Write out the listing in full, matching it word for word.

-------- Material for this exercise --------

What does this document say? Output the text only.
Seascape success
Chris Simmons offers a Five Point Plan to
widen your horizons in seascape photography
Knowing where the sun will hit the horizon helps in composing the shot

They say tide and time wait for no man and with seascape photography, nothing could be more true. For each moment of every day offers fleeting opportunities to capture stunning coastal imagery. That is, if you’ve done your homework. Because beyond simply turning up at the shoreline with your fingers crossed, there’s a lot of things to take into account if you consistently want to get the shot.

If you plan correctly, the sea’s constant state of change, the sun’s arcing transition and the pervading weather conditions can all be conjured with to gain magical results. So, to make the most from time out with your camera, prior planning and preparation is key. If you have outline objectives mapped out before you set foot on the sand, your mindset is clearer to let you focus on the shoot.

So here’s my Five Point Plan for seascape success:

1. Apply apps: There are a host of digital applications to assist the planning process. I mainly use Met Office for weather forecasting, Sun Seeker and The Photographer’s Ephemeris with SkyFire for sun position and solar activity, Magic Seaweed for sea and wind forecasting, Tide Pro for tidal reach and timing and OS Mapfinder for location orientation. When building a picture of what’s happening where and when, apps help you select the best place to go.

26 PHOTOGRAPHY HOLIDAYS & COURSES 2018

--------

* Exercise response:
What does this document say? Output the text only.
Seascape success
Chris Simmons offers a Five Point Plan to
widen your horizons in seascape photography
Knowing where the sun will hit the horizon helps in composing the shot

They say tide and time wait for no man and with seascape photography, nothing could be more true. For each moment of every day offers fleeting opportunities to capture stunning coastal imagery. That is, if you’ve done your homework. Because beyond simply turning up at the shoreline with your fingers crossed, there’s a lot of things to take into account if you consistently want to get the shot.

If you plan correctly, the sea’s constant state of change, the sun’s arcing transition and the pervading weather conditions can all be conjured with to gain magical results. So, to make the most from time out with your camera, prior planning and preparation is key. If you have outline objectives mapped out before you set foot on the sand, your mindset is clearer to let you focus on the shoot.

So here’s my Five Point Plan for seascape success:

1. Apply apps: There are a host of digital applications to assist the planning process. I mainly use Met Office for weather forecasting, Sun Seeker and The Photographer’s Ephemeris with SkyFire for sun position and solar activity, Magic Seaweed for sea and wind forecasting, Tide Pro for tidal reach and timing and OS Mapfinder for location orientation. When building a picture of what’s happening where and when, apps help you select the best place to go.

26 PHOTOGRAPHY HOLIDAYS & COURSES 2018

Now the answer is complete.